Collection entries

— begin —

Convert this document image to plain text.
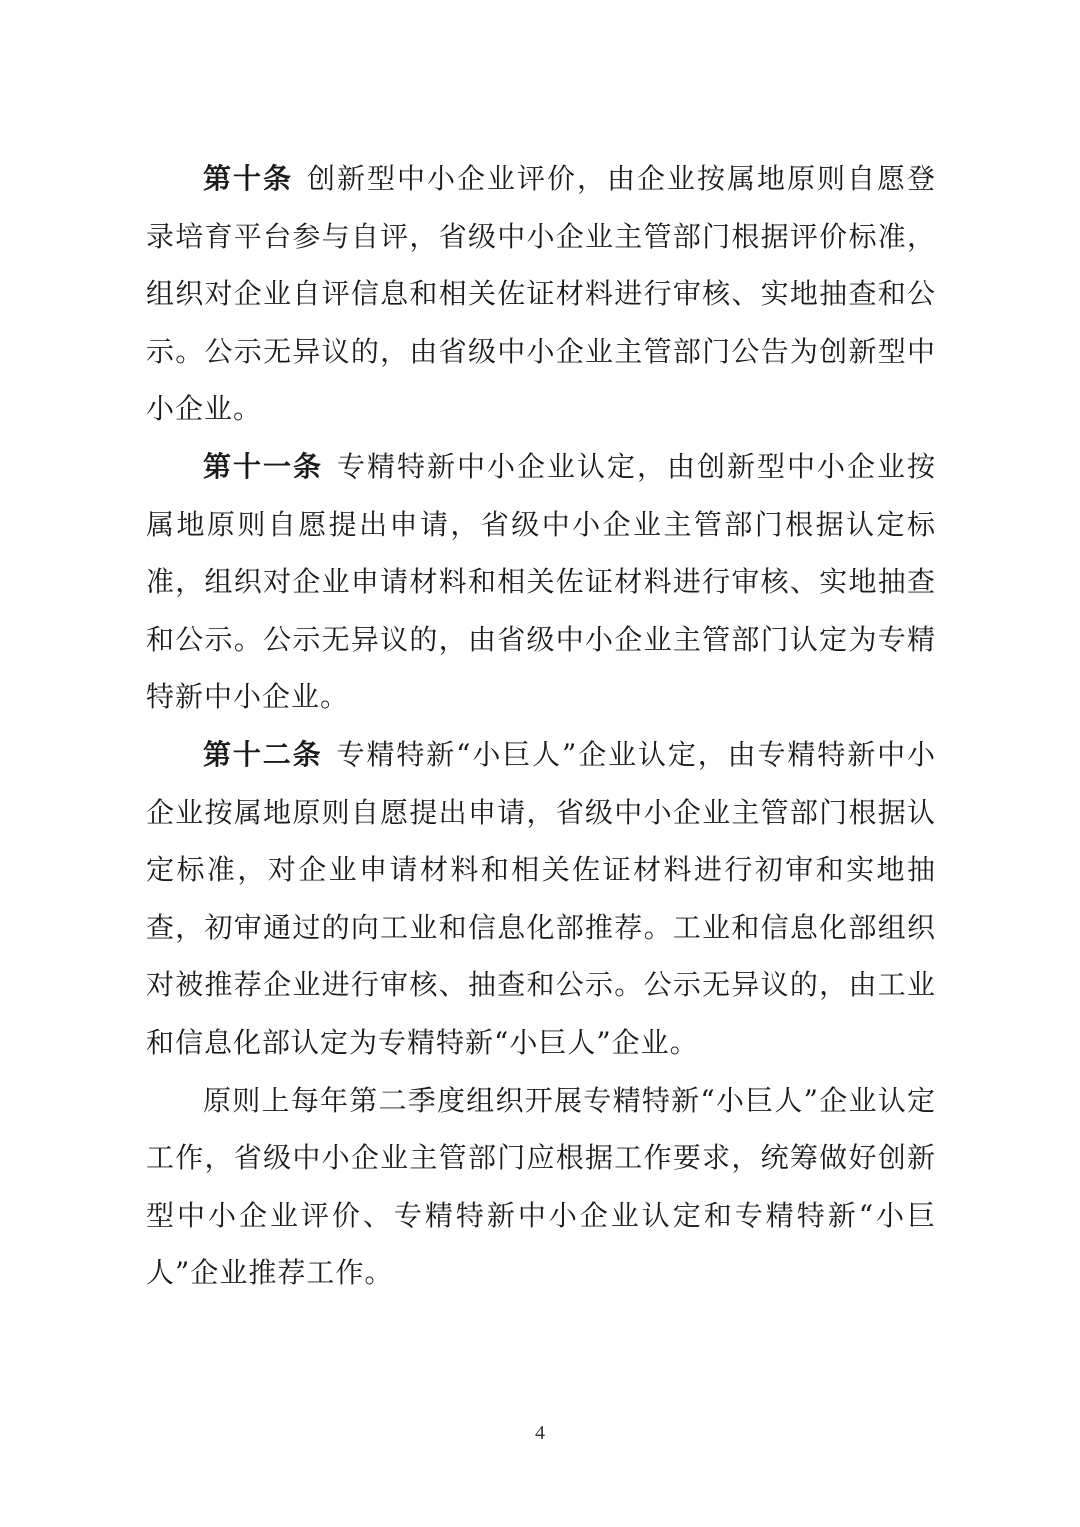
第十条 创新型中小企业评价，由企业按属地原则自愿登录培育平台参与自评，省级中小企业主管部门根据评价标准，组织对企业自评信息和相关佐证材料进行审核、实地抽查和公示。公示无异议的，由省级中小企业主管部门公告为创新型中小企业。

第十一条 专精特新中小企业认定，由创新型中小企业按属地原则自愿提出申请，省级中小企业主管部门根据认定标准，组织对企业申请材料和相关佐证材料进行审核、实地抽查和公示。公示无异议的，由省级中小企业主管部门认定为专精特新中小企业。

第十二条 专精特新“小巨人”企业认定，由专精特新中小企业按属地原则自愿提出申请，省级中小企业主管部门根据认定标准，对企业申请材料和相关佐证材料进行初审和实地抽查，初审通过的向工业和信息化部推荐。工业和信息化部组织对被推荐企业进行审核、抽查和公示。公示无异议的，由工业和信息化部认定为专精特新“小巨人”企业。

原则上每年第二季度组织开展专精特新“小巨人”企业认定工作，省级中小企业主管部门应根据工作要求，统筹做好创新型中小企业评价、专精特新中小企业认定和专精特新“小巨人”企业推荐工作。

4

— end —

All records must be output exactly as they are, except for the pictures, which are left out.

The completed task
Convert this document image to plain text.
第十条 创新型中小企业评价，由企业按属地原则自愿登录培育平台参与自评，省级中小企业主管部门根据评价标准，组织对企业自评信息和相关佐证材料进行审核、实地抽查和公示。公示无异议的，由省级中小企业主管部门公告为创新型中小企业。

第十一条 专精特新中小企业认定，由创新型中小企业按属地原则自愿提出申请，省级中小企业主管部门根据认定标准，组织对企业申请材料和相关佐证材料进行审核、实地抽查和公示。公示无异议的，由省级中小企业主管部门认定为专精特新中小企业。

第十二条 专精特新“小巨人”企业认定，由专精特新中小企业按属地原则自愿提出申请，省级中小企业主管部门根据认定标准，对企业申请材料和相关佐证材料进行初审和实地抽查，初审通过的向工业和信息化部推荐。工业和信息化部组织对被推荐企业进行审核、抽查和公示。公示无异议的，由工业和信息化部认定为专精特新“小巨人”企业。

原则上每年第二季度组织开展专精特新“小巨人”企业认定工作，省级中小企业主管部门应根据工作要求，统筹做好创新型中小企业评价、专精特新中小企业认定和专精特新“小巨人”企业推荐工作。

4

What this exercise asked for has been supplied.